** BEGIN EXTRACTED RECORDS **
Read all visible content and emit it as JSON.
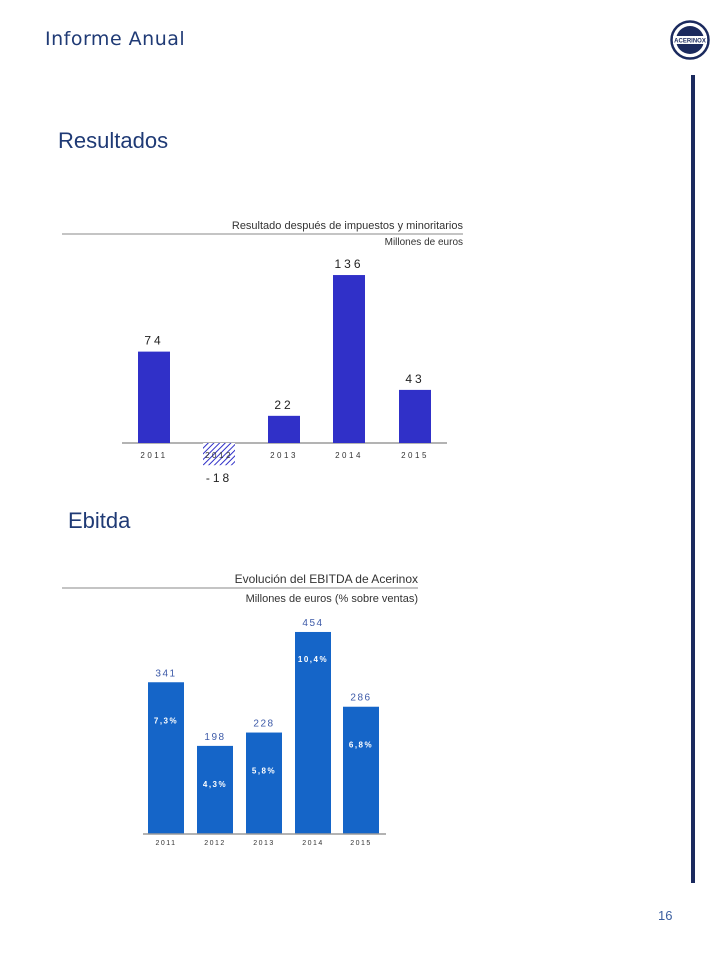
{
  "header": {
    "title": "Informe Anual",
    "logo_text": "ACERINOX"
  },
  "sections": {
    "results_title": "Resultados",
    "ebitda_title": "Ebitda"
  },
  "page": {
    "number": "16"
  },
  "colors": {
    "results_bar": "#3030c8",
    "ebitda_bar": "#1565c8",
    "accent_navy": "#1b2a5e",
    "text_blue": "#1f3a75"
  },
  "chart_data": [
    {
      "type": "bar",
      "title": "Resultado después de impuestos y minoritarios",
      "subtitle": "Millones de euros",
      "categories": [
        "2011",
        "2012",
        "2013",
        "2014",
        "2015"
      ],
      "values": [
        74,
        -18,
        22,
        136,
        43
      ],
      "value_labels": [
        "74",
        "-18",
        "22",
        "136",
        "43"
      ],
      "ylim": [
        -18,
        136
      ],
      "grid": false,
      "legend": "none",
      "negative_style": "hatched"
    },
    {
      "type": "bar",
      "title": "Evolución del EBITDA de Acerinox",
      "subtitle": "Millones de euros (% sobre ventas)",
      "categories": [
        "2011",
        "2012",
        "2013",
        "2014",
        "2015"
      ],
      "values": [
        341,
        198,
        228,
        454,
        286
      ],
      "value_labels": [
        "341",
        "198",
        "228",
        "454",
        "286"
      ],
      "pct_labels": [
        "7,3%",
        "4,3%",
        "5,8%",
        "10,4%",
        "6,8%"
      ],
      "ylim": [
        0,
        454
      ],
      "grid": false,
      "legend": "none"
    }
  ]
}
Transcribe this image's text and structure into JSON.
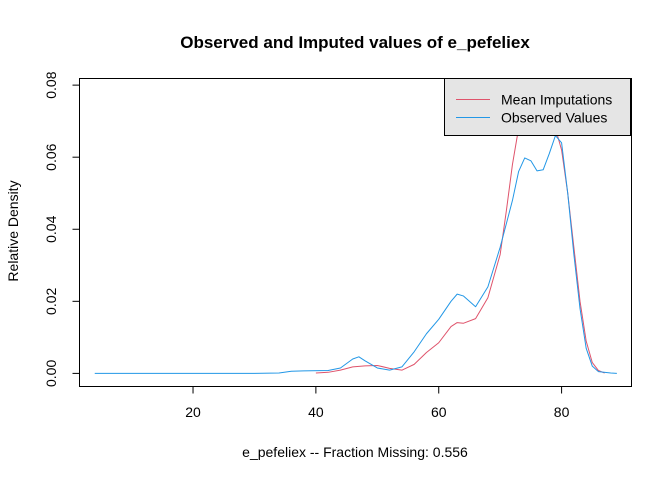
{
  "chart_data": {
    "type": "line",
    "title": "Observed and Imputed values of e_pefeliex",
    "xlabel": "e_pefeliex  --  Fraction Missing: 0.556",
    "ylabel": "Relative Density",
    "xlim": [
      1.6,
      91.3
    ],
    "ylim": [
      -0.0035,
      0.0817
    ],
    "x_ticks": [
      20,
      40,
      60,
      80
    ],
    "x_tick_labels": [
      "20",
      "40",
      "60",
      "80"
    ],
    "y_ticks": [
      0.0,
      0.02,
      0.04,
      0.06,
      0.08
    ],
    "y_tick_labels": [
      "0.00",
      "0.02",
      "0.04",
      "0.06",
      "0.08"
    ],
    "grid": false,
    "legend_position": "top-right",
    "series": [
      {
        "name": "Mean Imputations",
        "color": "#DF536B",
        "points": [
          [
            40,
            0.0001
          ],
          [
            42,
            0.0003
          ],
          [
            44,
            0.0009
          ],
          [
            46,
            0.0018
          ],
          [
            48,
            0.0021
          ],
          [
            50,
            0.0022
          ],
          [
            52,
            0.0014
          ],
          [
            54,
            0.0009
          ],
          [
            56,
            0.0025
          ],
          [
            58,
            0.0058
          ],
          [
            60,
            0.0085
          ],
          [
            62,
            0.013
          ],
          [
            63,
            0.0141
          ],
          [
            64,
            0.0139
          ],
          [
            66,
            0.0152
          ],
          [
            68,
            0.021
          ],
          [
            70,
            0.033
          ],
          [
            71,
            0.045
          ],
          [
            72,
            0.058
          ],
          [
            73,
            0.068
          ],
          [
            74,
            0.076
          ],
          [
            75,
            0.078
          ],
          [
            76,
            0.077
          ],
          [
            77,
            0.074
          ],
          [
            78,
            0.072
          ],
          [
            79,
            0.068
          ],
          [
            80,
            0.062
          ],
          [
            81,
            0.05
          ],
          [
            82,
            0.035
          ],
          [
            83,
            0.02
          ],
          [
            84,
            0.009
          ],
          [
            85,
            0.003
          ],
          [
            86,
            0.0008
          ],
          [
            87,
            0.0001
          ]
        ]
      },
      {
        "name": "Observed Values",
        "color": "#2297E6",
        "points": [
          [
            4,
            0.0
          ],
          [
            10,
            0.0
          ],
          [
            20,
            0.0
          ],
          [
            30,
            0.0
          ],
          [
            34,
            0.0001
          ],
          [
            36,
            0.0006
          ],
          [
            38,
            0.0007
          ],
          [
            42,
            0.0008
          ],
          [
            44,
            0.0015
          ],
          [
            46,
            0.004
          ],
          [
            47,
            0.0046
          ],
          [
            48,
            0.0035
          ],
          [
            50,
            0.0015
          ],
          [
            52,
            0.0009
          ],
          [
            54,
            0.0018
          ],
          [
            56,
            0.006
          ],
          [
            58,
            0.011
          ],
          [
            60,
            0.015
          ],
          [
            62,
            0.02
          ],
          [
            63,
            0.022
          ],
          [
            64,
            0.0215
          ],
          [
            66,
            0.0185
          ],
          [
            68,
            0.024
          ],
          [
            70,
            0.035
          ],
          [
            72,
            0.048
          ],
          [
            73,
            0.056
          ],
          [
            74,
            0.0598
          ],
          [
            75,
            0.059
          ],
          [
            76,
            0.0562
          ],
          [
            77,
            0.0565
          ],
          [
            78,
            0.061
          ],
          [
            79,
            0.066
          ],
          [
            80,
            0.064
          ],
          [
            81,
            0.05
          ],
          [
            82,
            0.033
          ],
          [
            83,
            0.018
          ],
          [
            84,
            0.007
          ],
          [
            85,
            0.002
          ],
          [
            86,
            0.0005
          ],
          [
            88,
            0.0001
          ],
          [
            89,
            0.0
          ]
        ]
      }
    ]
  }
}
** END EXTRACTED RECORDS **
** BEGIN EXTRACTED RECORDS **
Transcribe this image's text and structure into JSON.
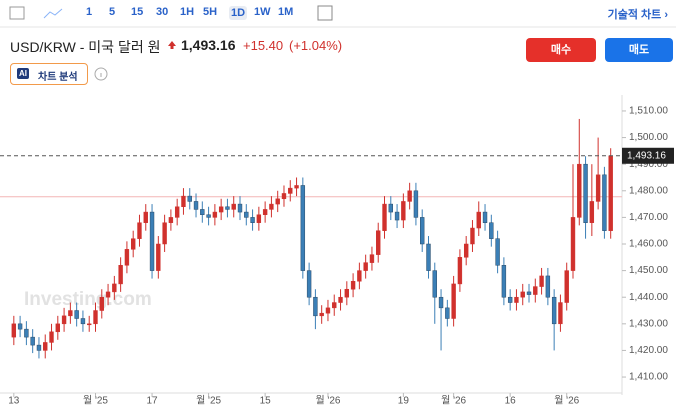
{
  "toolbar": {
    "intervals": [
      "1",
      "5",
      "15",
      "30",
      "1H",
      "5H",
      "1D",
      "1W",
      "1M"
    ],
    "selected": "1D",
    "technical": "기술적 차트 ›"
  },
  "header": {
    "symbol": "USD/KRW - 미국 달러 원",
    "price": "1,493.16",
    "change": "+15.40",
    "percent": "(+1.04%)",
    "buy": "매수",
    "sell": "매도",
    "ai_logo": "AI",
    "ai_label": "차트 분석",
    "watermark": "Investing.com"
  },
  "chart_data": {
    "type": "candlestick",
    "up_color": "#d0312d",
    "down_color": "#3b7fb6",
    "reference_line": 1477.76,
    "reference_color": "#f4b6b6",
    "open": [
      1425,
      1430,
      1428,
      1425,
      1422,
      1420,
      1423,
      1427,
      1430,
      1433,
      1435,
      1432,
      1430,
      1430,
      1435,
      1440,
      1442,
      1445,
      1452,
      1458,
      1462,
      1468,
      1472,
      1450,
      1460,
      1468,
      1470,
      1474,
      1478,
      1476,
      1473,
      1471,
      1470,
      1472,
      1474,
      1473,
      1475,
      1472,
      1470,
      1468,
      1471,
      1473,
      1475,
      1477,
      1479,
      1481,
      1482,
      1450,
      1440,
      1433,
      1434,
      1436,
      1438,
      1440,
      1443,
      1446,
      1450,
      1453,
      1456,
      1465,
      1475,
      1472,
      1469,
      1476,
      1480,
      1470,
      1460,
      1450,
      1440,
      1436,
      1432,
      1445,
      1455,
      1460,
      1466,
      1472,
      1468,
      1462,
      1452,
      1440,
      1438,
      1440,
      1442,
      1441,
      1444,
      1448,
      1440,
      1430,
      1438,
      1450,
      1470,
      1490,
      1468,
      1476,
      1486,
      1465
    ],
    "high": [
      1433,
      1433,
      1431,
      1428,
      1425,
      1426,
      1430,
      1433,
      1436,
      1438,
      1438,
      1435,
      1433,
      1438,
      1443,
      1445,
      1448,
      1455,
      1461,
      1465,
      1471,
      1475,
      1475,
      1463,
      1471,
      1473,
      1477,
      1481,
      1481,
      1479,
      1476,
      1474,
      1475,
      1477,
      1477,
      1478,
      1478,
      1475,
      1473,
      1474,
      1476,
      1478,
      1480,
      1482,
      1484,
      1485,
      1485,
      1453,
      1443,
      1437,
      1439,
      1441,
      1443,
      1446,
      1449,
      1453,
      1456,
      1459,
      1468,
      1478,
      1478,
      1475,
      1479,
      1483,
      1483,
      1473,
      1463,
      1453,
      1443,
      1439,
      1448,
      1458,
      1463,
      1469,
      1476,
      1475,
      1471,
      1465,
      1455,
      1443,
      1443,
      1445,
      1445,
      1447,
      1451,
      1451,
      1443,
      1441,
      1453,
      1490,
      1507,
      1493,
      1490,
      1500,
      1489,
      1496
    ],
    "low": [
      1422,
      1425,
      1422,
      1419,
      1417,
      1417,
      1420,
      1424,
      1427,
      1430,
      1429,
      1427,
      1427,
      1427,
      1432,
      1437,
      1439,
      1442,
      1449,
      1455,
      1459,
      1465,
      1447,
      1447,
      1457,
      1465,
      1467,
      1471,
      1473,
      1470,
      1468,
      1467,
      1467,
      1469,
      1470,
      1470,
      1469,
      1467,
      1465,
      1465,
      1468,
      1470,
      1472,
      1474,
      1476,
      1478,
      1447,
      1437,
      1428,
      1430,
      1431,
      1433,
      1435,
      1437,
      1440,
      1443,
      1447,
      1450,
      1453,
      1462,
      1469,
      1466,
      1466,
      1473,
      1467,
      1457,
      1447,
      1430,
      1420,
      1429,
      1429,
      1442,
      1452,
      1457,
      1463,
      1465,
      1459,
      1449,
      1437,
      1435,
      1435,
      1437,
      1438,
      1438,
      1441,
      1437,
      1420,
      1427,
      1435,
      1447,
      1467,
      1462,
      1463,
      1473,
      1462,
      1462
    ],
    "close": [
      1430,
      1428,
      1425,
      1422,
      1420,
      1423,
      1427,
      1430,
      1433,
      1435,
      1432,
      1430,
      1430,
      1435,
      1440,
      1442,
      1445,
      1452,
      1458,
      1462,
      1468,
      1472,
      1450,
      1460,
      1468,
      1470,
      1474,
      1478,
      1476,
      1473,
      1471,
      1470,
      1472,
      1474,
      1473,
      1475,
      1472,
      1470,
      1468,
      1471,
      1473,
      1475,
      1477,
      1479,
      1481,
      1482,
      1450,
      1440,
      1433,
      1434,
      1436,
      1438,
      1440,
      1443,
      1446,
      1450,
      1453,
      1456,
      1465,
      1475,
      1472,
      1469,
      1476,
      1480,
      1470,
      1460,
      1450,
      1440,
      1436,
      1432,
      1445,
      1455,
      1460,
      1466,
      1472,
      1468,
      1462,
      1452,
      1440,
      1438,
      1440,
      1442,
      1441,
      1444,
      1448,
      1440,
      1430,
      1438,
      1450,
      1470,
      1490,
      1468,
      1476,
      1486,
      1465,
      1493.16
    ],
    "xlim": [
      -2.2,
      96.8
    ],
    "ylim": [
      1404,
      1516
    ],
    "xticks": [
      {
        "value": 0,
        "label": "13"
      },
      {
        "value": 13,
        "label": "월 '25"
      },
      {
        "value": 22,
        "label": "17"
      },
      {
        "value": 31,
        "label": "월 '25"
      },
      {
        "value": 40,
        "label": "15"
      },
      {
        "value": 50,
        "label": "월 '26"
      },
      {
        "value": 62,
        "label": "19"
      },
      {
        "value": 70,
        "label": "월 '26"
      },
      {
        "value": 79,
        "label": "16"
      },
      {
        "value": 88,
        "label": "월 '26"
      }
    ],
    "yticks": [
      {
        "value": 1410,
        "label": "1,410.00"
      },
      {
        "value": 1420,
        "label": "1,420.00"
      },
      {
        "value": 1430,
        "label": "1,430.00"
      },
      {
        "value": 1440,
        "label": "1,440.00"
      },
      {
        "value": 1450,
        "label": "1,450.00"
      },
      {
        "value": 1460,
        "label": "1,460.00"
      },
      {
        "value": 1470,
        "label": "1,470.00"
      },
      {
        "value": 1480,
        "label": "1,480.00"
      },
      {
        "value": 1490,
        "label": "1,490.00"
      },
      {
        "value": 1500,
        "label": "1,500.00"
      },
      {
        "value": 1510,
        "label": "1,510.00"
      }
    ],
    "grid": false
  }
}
** END EXTRACTED RECORDS **
== SHORT TASK ==
Count the lines above in which the word "false" appears, then state only that count.

== PROBLEM SOLUTION ==
4